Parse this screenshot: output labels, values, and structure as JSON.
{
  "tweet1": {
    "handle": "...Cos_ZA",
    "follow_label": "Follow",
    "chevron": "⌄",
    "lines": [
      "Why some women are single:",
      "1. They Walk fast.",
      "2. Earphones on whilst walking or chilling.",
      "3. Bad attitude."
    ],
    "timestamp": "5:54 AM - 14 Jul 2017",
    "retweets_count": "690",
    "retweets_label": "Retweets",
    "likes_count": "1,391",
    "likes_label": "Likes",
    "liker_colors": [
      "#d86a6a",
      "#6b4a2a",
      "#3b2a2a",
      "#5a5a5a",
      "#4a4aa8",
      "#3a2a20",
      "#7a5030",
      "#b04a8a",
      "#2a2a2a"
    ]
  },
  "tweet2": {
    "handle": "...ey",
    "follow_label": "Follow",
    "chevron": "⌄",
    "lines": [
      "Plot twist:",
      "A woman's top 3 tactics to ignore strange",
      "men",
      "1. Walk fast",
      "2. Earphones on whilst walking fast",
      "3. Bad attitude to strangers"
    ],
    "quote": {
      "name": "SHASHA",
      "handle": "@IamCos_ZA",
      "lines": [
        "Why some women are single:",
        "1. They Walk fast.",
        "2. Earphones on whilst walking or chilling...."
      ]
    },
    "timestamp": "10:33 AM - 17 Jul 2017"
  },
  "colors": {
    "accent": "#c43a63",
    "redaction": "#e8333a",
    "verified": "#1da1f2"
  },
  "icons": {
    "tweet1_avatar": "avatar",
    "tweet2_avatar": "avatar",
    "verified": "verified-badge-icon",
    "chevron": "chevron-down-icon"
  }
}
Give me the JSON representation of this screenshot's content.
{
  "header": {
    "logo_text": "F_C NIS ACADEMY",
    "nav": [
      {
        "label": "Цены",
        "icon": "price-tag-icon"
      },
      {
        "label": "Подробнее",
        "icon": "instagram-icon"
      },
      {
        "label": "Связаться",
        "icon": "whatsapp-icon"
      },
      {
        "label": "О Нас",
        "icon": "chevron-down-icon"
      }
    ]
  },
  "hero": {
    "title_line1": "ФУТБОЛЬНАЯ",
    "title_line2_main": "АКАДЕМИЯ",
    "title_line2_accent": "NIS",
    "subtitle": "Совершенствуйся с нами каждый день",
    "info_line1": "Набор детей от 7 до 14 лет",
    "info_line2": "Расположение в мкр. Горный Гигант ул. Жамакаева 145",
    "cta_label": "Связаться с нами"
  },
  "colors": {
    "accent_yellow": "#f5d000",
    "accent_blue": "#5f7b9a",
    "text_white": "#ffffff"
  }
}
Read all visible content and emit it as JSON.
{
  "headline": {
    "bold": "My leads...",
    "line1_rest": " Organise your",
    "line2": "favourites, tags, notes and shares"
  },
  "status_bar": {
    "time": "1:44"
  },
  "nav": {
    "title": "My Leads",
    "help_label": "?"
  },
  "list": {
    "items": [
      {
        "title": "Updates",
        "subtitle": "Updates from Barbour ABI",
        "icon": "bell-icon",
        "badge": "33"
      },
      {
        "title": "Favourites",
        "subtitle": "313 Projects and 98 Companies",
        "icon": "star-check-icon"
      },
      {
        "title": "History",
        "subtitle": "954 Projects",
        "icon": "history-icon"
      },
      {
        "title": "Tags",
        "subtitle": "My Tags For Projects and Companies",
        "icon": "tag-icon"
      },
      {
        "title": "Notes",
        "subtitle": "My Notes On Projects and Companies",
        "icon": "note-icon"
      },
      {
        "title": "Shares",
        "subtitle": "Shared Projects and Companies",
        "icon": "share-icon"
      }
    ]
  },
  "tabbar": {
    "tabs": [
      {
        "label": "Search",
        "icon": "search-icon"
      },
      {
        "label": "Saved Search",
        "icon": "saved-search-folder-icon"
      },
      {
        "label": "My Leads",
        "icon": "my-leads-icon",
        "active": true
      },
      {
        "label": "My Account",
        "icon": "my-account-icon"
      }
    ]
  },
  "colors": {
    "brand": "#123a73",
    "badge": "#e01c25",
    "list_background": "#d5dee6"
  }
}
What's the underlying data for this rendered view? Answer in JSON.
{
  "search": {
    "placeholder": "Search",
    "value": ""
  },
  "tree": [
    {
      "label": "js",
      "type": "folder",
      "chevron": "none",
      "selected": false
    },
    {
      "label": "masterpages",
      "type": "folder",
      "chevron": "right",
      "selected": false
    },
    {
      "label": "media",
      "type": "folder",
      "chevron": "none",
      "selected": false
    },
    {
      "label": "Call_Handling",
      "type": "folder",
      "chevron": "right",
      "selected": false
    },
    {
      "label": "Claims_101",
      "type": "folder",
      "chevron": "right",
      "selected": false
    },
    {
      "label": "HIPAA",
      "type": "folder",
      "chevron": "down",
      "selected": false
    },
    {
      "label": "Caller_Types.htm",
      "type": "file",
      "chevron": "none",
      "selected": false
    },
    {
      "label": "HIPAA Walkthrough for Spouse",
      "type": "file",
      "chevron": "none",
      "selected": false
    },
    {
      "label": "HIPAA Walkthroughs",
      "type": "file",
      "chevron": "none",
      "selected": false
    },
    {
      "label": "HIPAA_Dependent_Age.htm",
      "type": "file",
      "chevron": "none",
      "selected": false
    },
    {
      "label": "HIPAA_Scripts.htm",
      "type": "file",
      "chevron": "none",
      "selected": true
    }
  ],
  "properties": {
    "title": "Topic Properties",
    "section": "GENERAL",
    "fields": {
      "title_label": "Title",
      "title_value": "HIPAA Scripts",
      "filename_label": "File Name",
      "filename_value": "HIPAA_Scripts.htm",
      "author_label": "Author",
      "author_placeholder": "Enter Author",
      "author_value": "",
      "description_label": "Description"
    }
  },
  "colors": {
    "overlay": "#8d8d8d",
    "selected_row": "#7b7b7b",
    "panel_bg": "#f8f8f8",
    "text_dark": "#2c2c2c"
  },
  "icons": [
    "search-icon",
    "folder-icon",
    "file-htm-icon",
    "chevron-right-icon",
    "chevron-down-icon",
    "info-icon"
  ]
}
####
Exercise brief
Nothing should be left out: return all of the records exactly.

Solution below
Parse this screenshot: output labels, values, and structure as JSON.
{
  "tweet1": {
    "handle": "...Cos_ZA",
    "follow_label": "Follow",
    "chevron": "⌄",
    "lines": [
      "Why some women are single:",
      "1. They Walk fast.",
      "2. Earphones on whilst walking or chilling.",
      "3. Bad attitude."
    ],
    "timestamp": "5:54 AM - 14 Jul 2017",
    "retweets_count": "690",
    "retweets_label": "Retweets",
    "likes_count": "1,391",
    "likes_label": "Likes",
    "liker_colors": [
      "#d86a6a",
      "#6b4a2a",
      "#3b2a2a",
      "#5a5a5a",
      "#4a4aa8",
      "#3a2a20",
      "#7a5030",
      "#b04a8a",
      "#2a2a2a"
    ]
  },
  "tweet2": {
    "handle": "...ey",
    "follow_label": "Follow",
    "chevron": "⌄",
    "lines": [
      "Plot twist:",
      "A woman's top 3 tactics to ignore strange",
      "men",
      "1. Walk fast",
      "2. Earphones on whilst walking fast",
      "3. Bad attitude to strangers"
    ],
    "quote": {
      "name": "SHASHA",
      "handle": "@IamCos_ZA",
      "lines": [
        "Why some women are single:",
        "1. They Walk fast.",
        "2. Earphones on whilst walking or chilling...."
      ]
    },
    "timestamp": "10:33 AM - 17 Jul 2017"
  },
  "colors": {
    "accent": "#c43a63",
    "redaction": "#e8333a",
    "verified": "#1da1f2"
  },
  "icons": {
    "tweet1_avatar": "avatar",
    "tweet2_avatar": "avatar",
    "verified": "verified-badge-icon",
    "chevron": "chevron-down-icon"
  }
}
Give me the JSON representation of this screenshot's content.
{
  "header": {
    "logo_text": "F_C NIS ACADEMY",
    "nav": [
      {
        "label": "Цены",
        "icon": "price-tag-icon"
      },
      {
        "label": "Подробнее",
        "icon": "instagram-icon"
      },
      {
        "label": "Связаться",
        "icon": "whatsapp-icon"
      },
      {
        "label": "О Нас",
        "icon": "chevron-down-icon"
      }
    ]
  },
  "hero": {
    "title_line1": "ФУТБОЛЬНАЯ",
    "title_line2_main": "АКАДЕМИЯ",
    "title_line2_accent": "NIS",
    "subtitle": "Совершенствуйся с нами каждый день",
    "info_line1": "Набор детей от 7 до 14 лет",
    "info_line2": "Расположение в мкр. Горный Гигант ул. Жамакаева 145",
    "cta_label": "Связаться с нами"
  },
  "colors": {
    "accent_yellow": "#f5d000",
    "accent_blue": "#5f7b9a",
    "text_white": "#ffffff"
  }
}
Read all visible content and emit it as JSON.
{
  "headline": {
    "bold": "My leads...",
    "line1_rest": " Organise your",
    "line2": "favourites, tags, notes and shares"
  },
  "status_bar": {
    "time": "1:44"
  },
  "nav": {
    "title": "My Leads",
    "help_label": "?"
  },
  "list": {
    "items": [
      {
        "title": "Updates",
        "subtitle": "Updates from Barbour ABI",
        "icon": "bell-icon",
        "badge": "33"
      },
      {
        "title": "Favourites",
        "subtitle": "313 Projects and 98 Companies",
        "icon": "star-check-icon"
      },
      {
        "title": "History",
        "subtitle": "954 Projects",
        "icon": "history-icon"
      },
      {
        "title": "Tags",
        "subtitle": "My Tags For Projects and Companies",
        "icon": "tag-icon"
      },
      {
        "title": "Notes",
        "subtitle": "My Notes On Projects and Companies",
        "icon": "note-icon"
      },
      {
        "title": "Shares",
        "subtitle": "Shared Projects and Companies",
        "icon": "share-icon"
      }
    ]
  },
  "tabbar": {
    "tabs": [
      {
        "label": "Search",
        "icon": "search-icon"
      },
      {
        "label": "Saved Search",
        "icon": "saved-search-folder-icon"
      },
      {
        "label": "My Leads",
        "icon": "my-leads-icon",
        "active": true
      },
      {
        "label": "My Account",
        "icon": "my-account-icon"
      }
    ]
  },
  "colors": {
    "brand": "#123a73",
    "badge": "#e01c25",
    "list_background": "#d5dee6"
  }
}
What's the underlying data for this rendered view? Answer in JSON.
{
  "search": {
    "placeholder": "Search",
    "value": ""
  },
  "tree": [
    {
      "label": "js",
      "type": "folder",
      "chevron": "none",
      "selected": false
    },
    {
      "label": "masterpages",
      "type": "folder",
      "chevron": "right",
      "selected": false
    },
    {
      "label": "media",
      "type": "folder",
      "chevron": "none",
      "selected": false
    },
    {
      "label": "Call_Handling",
      "type": "folder",
      "chevron": "right",
      "selected": false
    },
    {
      "label": "Claims_101",
      "type": "folder",
      "chevron": "right",
      "selected": false
    },
    {
      "label": "HIPAA",
      "type": "folder",
      "chevron": "down",
      "selected": false
    },
    {
      "label": "Caller_Types.htm",
      "type": "file",
      "chevron": "none",
      "selected": false
    },
    {
      "label": "HIPAA Walkthrough for Spouse",
      "type": "file",
      "chevron": "none",
      "selected": false
    },
    {
      "label": "HIPAA Walkthroughs",
      "type": "file",
      "chevron": "none",
      "selected": false
    },
    {
      "label": "HIPAA_Dependent_Age.htm",
      "type": "file",
      "chevron": "none",
      "selected": false
    },
    {
      "label": "HIPAA_Scripts.htm",
      "type": "file",
      "chevron": "none",
      "selected": true
    }
  ],
  "properties": {
    "title": "Topic Properties",
    "section": "GENERAL",
    "fields": {
      "title_label": "Title",
      "title_value": "HIPAA Scripts",
      "filename_label": "File Name",
      "filename_value": "HIPAA_Scripts.htm",
      "author_label": "Author",
      "author_placeholder": "Enter Author",
      "author_value": "",
      "description_label": "Description"
    }
  },
  "colors": {
    "overlay": "#8d8d8d",
    "selected_row": "#7b7b7b",
    "panel_bg": "#f8f8f8",
    "text_dark": "#2c2c2c"
  },
  "icons": [
    "search-icon",
    "folder-icon",
    "file-htm-icon",
    "chevron-right-icon",
    "chevron-down-icon",
    "info-icon"
  ]
}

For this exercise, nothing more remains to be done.